### WHAT YOU HAVE TO DO
Write out all the data again, exactly as it stands.

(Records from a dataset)
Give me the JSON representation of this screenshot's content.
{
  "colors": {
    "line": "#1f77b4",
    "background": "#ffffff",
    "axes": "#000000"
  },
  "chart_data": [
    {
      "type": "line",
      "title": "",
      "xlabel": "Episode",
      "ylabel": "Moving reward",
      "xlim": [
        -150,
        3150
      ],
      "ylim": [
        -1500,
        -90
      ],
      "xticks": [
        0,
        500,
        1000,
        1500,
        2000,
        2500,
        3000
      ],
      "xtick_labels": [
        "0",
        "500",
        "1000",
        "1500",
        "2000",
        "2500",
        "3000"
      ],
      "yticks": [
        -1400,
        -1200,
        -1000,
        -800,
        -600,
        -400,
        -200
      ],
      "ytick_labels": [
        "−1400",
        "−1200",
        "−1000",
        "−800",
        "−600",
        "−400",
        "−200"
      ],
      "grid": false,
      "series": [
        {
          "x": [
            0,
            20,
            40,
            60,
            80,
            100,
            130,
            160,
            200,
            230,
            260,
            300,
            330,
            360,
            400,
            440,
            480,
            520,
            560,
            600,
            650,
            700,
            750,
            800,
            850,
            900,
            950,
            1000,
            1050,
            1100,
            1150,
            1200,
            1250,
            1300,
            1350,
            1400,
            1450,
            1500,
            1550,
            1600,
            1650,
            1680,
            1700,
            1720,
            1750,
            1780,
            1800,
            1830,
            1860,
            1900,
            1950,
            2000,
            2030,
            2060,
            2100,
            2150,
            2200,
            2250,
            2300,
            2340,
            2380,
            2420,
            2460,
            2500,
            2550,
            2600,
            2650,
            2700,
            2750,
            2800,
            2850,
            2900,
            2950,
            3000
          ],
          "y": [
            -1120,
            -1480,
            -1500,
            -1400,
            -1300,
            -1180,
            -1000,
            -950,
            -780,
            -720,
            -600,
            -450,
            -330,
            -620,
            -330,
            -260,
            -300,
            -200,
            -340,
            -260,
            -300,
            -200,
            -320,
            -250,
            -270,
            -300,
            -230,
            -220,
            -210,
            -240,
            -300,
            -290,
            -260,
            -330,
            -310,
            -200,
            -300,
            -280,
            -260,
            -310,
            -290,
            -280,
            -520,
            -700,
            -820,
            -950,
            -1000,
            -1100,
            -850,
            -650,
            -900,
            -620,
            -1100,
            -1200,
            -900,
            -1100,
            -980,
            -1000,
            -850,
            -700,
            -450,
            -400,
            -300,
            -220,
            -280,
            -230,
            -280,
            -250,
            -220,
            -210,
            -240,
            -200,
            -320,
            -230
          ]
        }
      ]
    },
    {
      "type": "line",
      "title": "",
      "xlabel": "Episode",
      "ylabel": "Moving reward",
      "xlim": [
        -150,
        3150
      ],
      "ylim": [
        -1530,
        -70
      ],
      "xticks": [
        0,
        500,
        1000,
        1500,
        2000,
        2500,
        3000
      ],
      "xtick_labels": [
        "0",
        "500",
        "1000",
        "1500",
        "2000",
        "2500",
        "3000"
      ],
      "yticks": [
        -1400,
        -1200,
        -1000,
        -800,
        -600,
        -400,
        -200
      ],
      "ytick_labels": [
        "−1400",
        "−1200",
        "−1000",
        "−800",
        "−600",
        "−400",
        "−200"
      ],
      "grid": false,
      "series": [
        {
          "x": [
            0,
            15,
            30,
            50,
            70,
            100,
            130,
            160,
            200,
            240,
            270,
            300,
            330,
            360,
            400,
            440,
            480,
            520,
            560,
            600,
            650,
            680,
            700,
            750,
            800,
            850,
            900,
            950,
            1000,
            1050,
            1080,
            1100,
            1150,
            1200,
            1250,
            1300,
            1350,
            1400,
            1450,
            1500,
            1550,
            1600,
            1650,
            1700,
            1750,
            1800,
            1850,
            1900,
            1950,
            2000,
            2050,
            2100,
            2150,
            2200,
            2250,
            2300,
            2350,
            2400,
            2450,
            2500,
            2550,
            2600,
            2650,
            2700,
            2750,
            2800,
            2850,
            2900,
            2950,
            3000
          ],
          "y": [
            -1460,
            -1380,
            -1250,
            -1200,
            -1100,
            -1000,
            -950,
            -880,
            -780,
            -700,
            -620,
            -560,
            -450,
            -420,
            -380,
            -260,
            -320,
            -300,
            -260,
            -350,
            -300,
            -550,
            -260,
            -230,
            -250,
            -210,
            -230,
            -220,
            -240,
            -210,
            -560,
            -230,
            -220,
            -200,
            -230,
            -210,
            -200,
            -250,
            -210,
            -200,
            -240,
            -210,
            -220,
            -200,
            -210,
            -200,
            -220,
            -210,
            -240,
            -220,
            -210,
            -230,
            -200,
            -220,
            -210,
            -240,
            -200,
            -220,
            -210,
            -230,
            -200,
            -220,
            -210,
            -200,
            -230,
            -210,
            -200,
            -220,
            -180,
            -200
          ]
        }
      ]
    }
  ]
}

### EXPECTED OUTPUT
Give me the JSON representation of this screenshot's content.
{
  "colors": {
    "line": "#1f77b4",
    "background": "#ffffff",
    "axes": "#000000"
  },
  "chart_data": [
    {
      "type": "line",
      "title": "",
      "xlabel": "Episode",
      "ylabel": "Moving reward",
      "xlim": [
        -150,
        3150
      ],
      "ylim": [
        -1500,
        -90
      ],
      "xticks": [
        0,
        500,
        1000,
        1500,
        2000,
        2500,
        3000
      ],
      "xtick_labels": [
        "0",
        "500",
        "1000",
        "1500",
        "2000",
        "2500",
        "3000"
      ],
      "yticks": [
        -1400,
        -1200,
        -1000,
        -800,
        -600,
        -400,
        -200
      ],
      "ytick_labels": [
        "−1400",
        "−1200",
        "−1000",
        "−800",
        "−600",
        "−400",
        "−200"
      ],
      "grid": false,
      "series": [
        {
          "x": [
            0,
            20,
            40,
            60,
            80,
            100,
            130,
            160,
            200,
            230,
            260,
            300,
            330,
            360,
            400,
            440,
            480,
            520,
            560,
            600,
            650,
            700,
            750,
            800,
            850,
            900,
            950,
            1000,
            1050,
            1100,
            1150,
            1200,
            1250,
            1300,
            1350,
            1400,
            1450,
            1500,
            1550,
            1600,
            1650,
            1680,
            1700,
            1720,
            1750,
            1780,
            1800,
            1830,
            1860,
            1900,
            1950,
            2000,
            2030,
            2060,
            2100,
            2150,
            2200,
            2250,
            2300,
            2340,
            2380,
            2420,
            2460,
            2500,
            2550,
            2600,
            2650,
            2700,
            2750,
            2800,
            2850,
            2900,
            2950,
            3000
          ],
          "y": [
            -1120,
            -1480,
            -1500,
            -1400,
            -1300,
            -1180,
            -1000,
            -950,
            -780,
            -720,
            -600,
            -450,
            -330,
            -620,
            -330,
            -260,
            -300,
            -200,
            -340,
            -260,
            -300,
            -200,
            -320,
            -250,
            -270,
            -300,
            -230,
            -220,
            -210,
            -240,
            -300,
            -290,
            -260,
            -330,
            -310,
            -200,
            -300,
            -280,
            -260,
            -310,
            -290,
            -280,
            -520,
            -700,
            -820,
            -950,
            -1000,
            -1100,
            -850,
            -650,
            -900,
            -620,
            -1100,
            -1200,
            -900,
            -1100,
            -980,
            -1000,
            -850,
            -700,
            -450,
            -400,
            -300,
            -220,
            -280,
            -230,
            -280,
            -250,
            -220,
            -210,
            -240,
            -200,
            -320,
            -230
          ]
        }
      ]
    },
    {
      "type": "line",
      "title": "",
      "xlabel": "Episode",
      "ylabel": "Moving reward",
      "xlim": [
        -150,
        3150
      ],
      "ylim": [
        -1530,
        -70
      ],
      "xticks": [
        0,
        500,
        1000,
        1500,
        2000,
        2500,
        3000
      ],
      "xtick_labels": [
        "0",
        "500",
        "1000",
        "1500",
        "2000",
        "2500",
        "3000"
      ],
      "yticks": [
        -1400,
        -1200,
        -1000,
        -800,
        -600,
        -400,
        -200
      ],
      "ytick_labels": [
        "−1400",
        "−1200",
        "−1000",
        "−800",
        "−600",
        "−400",
        "−200"
      ],
      "grid": false,
      "series": [
        {
          "x": [
            0,
            15,
            30,
            50,
            70,
            100,
            130,
            160,
            200,
            240,
            270,
            300,
            330,
            360,
            400,
            440,
            480,
            520,
            560,
            600,
            650,
            680,
            700,
            750,
            800,
            850,
            900,
            950,
            1000,
            1050,
            1080,
            1100,
            1150,
            1200,
            1250,
            1300,
            1350,
            1400,
            1450,
            1500,
            1550,
            1600,
            1650,
            1700,
            1750,
            1800,
            1850,
            1900,
            1950,
            2000,
            2050,
            2100,
            2150,
            2200,
            2250,
            2300,
            2350,
            2400,
            2450,
            2500,
            2550,
            2600,
            2650,
            2700,
            2750,
            2800,
            2850,
            2900,
            2950,
            3000
          ],
          "y": [
            -1460,
            -1380,
            -1250,
            -1200,
            -1100,
            -1000,
            -950,
            -880,
            -780,
            -700,
            -620,
            -560,
            -450,
            -420,
            -380,
            -260,
            -320,
            -300,
            -260,
            -350,
            -300,
            -550,
            -260,
            -230,
            -250,
            -210,
            -230,
            -220,
            -240,
            -210,
            -560,
            -230,
            -220,
            -200,
            -230,
            -210,
            -200,
            -250,
            -210,
            -200,
            -240,
            -210,
            -220,
            -200,
            -210,
            -200,
            -220,
            -210,
            -240,
            -220,
            -210,
            -230,
            -200,
            -220,
            -210,
            -240,
            -200,
            -220,
            -210,
            -230,
            -200,
            -220,
            -210,
            -200,
            -230,
            -210,
            -200,
            -220,
            -180,
            -200
          ]
        }
      ]
    }
  ]
}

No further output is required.